Data records
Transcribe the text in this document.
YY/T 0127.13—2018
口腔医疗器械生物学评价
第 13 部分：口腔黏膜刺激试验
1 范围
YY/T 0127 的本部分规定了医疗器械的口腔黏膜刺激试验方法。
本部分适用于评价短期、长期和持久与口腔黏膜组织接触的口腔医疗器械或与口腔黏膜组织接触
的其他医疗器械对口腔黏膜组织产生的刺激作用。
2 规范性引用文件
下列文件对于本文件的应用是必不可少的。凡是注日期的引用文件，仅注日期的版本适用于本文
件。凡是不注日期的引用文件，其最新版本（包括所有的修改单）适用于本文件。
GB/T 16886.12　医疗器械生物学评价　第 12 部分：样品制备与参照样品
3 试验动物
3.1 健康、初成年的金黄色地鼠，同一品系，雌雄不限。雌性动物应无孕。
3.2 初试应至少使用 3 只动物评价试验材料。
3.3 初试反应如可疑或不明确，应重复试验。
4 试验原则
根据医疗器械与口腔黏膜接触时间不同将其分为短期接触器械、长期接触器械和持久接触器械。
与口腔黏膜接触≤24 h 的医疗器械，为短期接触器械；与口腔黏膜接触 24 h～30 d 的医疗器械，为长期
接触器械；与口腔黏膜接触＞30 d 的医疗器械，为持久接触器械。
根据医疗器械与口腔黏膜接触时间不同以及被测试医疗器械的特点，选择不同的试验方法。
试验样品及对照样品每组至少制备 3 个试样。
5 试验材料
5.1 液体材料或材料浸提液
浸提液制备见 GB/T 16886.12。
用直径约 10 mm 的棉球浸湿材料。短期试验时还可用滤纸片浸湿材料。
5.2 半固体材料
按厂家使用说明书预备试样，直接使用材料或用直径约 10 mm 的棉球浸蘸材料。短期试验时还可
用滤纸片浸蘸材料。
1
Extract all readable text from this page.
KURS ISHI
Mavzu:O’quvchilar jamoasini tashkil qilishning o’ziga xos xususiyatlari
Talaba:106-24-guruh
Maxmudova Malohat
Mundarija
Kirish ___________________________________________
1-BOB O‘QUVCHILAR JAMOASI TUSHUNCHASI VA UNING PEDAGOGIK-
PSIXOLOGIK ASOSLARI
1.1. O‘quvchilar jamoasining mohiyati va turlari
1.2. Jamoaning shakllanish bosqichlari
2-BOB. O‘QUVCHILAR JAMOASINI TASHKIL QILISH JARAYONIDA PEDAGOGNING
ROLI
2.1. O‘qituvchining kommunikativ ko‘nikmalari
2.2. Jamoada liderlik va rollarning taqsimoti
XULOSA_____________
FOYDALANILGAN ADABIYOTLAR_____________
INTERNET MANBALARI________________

### Brief
Show each line holding the word "的医疗器械".

### Result of this task
与口腔黏膜接触≤24 h 的医疗器械，为短期接触器械；与口腔黏膜接触 24 h～30 d 的医疗器械，为长期
接触器械；与口腔黏膜接触＞30 d 的医疗器械，为持久接触器械。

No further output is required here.